SHORT EXERCISE: Copy out each line of the material below with no changes.

Rows from a figure dataset:
--------
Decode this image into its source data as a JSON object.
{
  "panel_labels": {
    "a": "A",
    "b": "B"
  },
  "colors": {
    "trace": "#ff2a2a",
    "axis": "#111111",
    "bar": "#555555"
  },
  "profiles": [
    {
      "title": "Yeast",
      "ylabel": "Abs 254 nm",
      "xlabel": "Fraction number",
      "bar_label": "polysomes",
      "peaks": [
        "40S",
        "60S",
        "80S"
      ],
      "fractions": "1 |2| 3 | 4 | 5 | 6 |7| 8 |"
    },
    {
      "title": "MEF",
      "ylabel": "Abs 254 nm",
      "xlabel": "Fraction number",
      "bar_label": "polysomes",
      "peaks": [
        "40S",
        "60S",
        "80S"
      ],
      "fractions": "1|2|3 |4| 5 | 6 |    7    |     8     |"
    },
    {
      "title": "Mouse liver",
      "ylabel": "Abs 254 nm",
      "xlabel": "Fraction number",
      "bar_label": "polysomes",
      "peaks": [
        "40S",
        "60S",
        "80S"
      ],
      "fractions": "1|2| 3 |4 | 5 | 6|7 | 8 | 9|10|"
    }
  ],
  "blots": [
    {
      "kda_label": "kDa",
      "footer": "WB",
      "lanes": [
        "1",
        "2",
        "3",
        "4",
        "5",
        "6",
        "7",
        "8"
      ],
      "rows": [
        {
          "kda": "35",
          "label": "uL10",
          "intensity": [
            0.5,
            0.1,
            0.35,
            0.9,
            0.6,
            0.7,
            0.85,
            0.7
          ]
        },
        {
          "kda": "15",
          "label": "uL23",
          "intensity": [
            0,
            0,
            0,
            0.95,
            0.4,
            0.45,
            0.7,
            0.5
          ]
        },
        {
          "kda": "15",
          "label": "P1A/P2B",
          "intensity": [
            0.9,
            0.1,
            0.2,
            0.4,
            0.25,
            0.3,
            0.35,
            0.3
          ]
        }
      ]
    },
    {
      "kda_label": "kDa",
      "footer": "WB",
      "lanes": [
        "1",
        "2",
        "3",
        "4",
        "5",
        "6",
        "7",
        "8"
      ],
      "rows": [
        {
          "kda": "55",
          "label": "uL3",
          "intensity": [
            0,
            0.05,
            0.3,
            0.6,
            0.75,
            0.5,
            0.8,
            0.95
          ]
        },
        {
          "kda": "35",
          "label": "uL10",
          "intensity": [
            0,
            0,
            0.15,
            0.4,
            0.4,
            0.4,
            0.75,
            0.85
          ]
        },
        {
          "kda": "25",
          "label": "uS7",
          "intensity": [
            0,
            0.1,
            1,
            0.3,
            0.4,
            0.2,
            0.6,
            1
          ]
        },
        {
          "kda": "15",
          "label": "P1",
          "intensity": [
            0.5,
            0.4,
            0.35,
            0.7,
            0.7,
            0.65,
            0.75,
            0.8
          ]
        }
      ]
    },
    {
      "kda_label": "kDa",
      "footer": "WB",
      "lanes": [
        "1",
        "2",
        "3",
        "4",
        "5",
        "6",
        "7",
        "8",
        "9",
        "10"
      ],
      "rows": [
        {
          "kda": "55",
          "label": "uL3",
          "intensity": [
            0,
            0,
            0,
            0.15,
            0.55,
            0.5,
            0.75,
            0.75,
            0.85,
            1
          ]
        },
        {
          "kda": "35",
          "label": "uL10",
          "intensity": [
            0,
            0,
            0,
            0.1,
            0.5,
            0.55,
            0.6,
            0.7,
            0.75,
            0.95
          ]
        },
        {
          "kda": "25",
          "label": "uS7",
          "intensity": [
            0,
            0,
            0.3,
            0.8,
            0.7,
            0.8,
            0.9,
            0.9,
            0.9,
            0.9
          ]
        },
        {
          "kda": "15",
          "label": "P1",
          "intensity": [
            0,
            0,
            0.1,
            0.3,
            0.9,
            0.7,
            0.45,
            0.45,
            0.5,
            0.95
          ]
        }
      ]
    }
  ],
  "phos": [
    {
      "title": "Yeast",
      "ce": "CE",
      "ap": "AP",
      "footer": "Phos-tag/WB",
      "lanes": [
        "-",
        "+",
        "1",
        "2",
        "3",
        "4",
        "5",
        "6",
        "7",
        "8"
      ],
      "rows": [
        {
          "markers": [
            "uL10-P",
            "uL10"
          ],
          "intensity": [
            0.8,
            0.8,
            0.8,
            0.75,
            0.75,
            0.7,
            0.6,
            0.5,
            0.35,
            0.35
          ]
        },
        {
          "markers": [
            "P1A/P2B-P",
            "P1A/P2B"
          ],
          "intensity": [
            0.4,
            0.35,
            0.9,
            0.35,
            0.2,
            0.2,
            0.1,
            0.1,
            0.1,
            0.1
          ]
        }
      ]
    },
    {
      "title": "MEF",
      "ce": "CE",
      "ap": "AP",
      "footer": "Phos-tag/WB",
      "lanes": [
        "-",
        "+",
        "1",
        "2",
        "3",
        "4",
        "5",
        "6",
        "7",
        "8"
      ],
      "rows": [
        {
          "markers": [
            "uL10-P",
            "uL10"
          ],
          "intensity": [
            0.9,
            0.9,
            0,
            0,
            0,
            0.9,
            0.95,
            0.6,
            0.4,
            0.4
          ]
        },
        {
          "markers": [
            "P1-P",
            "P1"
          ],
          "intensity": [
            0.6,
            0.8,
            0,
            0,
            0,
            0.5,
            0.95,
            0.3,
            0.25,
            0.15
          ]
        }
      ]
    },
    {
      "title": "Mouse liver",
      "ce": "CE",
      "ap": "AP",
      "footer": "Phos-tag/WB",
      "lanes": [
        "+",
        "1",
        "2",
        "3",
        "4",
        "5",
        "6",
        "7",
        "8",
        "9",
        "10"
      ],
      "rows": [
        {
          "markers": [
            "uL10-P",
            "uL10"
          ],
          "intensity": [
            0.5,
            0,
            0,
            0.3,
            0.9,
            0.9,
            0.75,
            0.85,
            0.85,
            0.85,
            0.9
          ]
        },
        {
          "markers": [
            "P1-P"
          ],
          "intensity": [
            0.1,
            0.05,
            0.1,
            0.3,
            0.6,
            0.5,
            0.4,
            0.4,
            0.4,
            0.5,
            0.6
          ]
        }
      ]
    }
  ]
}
--------
WORKED SOLUTION:
Decode this image into its source data as a JSON object.
{
  "panel_labels": {
    "a": "A",
    "b": "B"
  },
  "colors": {
    "trace": "#ff2a2a",
    "axis": "#111111",
    "bar": "#555555"
  },
  "profiles": [
    {
      "title": "Yeast",
      "ylabel": "Abs 254 nm",
      "xlabel": "Fraction number",
      "bar_label": "polysomes",
      "peaks": [
        "40S",
        "60S",
        "80S"
      ],
      "fractions": "1 |2| 3 | 4 | 5 | 6 |7| 8 |"
    },
    {
      "title": "MEF",
      "ylabel": "Abs 254 nm",
      "xlabel": "Fraction number",
      "bar_label": "polysomes",
      "peaks": [
        "40S",
        "60S",
        "80S"
      ],
      "fractions": "1|2|3 |4| 5 | 6 |    7    |     8     |"
    },
    {
      "title": "Mouse liver",
      "ylabel": "Abs 254 nm",
      "xlabel": "Fraction number",
      "bar_label": "polysomes",
      "peaks": [
        "40S",
        "60S",
        "80S"
      ],
      "fractions": "1|2| 3 |4 | 5 | 6|7 | 8 | 9|10|"
    }
  ],
  "blots": [
    {
      "kda_label": "kDa",
      "footer": "WB",
      "lanes": [
        "1",
        "2",
        "3",
        "4",
        "5",
        "6",
        "7",
        "8"
      ],
      "rows": [
        {
          "kda": "35",
          "label": "uL10",
          "intensity": [
            0.5,
            0.1,
            0.35,
            0.9,
            0.6,
            0.7,
            0.85,
            0.7
          ]
        },
        {
          "kda": "15",
          "label": "uL23",
          "intensity": [
            0,
            0,
            0,
            0.95,
            0.4,
            0.45,
            0.7,
            0.5
          ]
        },
        {
          "kda": "15",
          "label": "P1A/P2B",
          "intensity": [
            0.9,
            0.1,
            0.2,
            0.4,
            0.25,
            0.3,
            0.35,
            0.3
          ]
        }
      ]
    },
    {
      "kda_label": "kDa",
      "footer": "WB",
      "lanes": [
        "1",
        "2",
        "3",
        "4",
        "5",
        "6",
        "7",
        "8"
      ],
      "rows": [
        {
          "kda": "55",
          "label": "uL3",
          "intensity": [
            0,
            0.05,
            0.3,
            0.6,
            0.75,
            0.5,
            0.8,
            0.95
          ]
        },
        {
          "kda": "35",
          "label": "uL10",
          "intensity": [
            0,
            0,
            0.15,
            0.4,
            0.4,
            0.4,
            0.75,
            0.85
          ]
        },
        {
          "kda": "25",
          "label": "uS7",
          "intensity": [
            0,
            0.1,
            1,
            0.3,
            0.4,
            0.2,
            0.6,
            1
          ]
        },
        {
          "kda": "15",
          "label": "P1",
          "intensity": [
            0.5,
            0.4,
            0.35,
            0.7,
            0.7,
            0.65,
            0.75,
            0.8
          ]
        }
      ]
    },
    {
      "kda_label": "kDa",
      "footer": "WB",
      "lanes": [
        "1",
        "2",
        "3",
        "4",
        "5",
        "6",
        "7",
        "8",
        "9",
        "10"
      ],
      "rows": [
        {
          "kda": "55",
          "label": "uL3",
          "intensity": [
            0,
            0,
            0,
            0.15,
            0.55,
            0.5,
            0.75,
            0.75,
            0.85,
            1
          ]
        },
        {
          "kda": "35",
          "label": "uL10",
          "intensity": [
            0,
            0,
            0,
            0.1,
            0.5,
            0.55,
            0.6,
            0.7,
            0.75,
            0.95
          ]
        },
        {
          "kda": "25",
          "label": "uS7",
          "intensity": [
            0,
            0,
            0.3,
            0.8,
            0.7,
            0.8,
            0.9,
            0.9,
            0.9,
            0.9
          ]
        },
        {
          "kda": "15",
          "label": "P1",
          "intensity": [
            0,
            0,
            0.1,
            0.3,
            0.9,
            0.7,
            0.45,
            0.45,
            0.5,
            0.95
          ]
        }
      ]
    }
  ],
  "phos": [
    {
      "title": "Yeast",
      "ce": "CE",
      "ap": "AP",
      "footer": "Phos-tag/WB",
      "lanes": [
        "-",
        "+",
        "1",
        "2",
        "3",
        "4",
        "5",
        "6",
        "7",
        "8"
      ],
      "rows": [
        {
          "markers": [
            "uL10-P",
            "uL10"
          ],
          "intensity": [
            0.8,
            0.8,
            0.8,
            0.75,
            0.75,
            0.7,
            0.6,
            0.5,
            0.35,
            0.35
          ]
        },
        {
          "markers": [
            "P1A/P2B-P",
            "P1A/P2B"
          ],
          "intensity": [
            0.4,
            0.35,
            0.9,
            0.35,
            0.2,
            0.2,
            0.1,
            0.1,
            0.1,
            0.1
          ]
        }
      ]
    },
    {
      "title": "MEF",
      "ce": "CE",
      "ap": "AP",
      "footer": "Phos-tag/WB",
      "lanes": [
        "-",
        "+",
        "1",
        "2",
        "3",
        "4",
        "5",
        "6",
        "7",
        "8"
      ],
      "rows": [
        {
          "markers": [
            "uL10-P",
            "uL10"
          ],
          "intensity": [
            0.9,
            0.9,
            0,
            0,
            0,
            0.9,
            0.95,
            0.6,
            0.4,
            0.4
          ]
        },
        {
          "markers": [
            "P1-P",
            "P1"
          ],
          "intensity": [
            0.6,
            0.8,
            0,
            0,
            0,
            0.5,
            0.95,
            0.3,
            0.25,
            0.15
          ]
        }
      ]
    },
    {
      "title": "Mouse liver",
      "ce": "CE",
      "ap": "AP",
      "footer": "Phos-tag/WB",
      "lanes": [
        "+",
        "1",
        "2",
        "3",
        "4",
        "5",
        "6",
        "7",
        "8",
        "9",
        "10"
      ],
      "rows": [
        {
          "markers": [
            "uL10-P",
            "uL10"
          ],
          "intensity": [
            0.5,
            0,
            0,
            0.3,
            0.9,
            0.9,
            0.75,
            0.85,
            0.85,
            0.85,
            0.9
          ]
        },
        {
          "markers": [
            "P1-P"
          ],
          "intensity": [
            0.1,
            0.05,
            0.1,
            0.3,
            0.6,
            0.5,
            0.4,
            0.4,
            0.4,
            0.5,
            0.6
          ]
        }
      ]
    }
  ]
}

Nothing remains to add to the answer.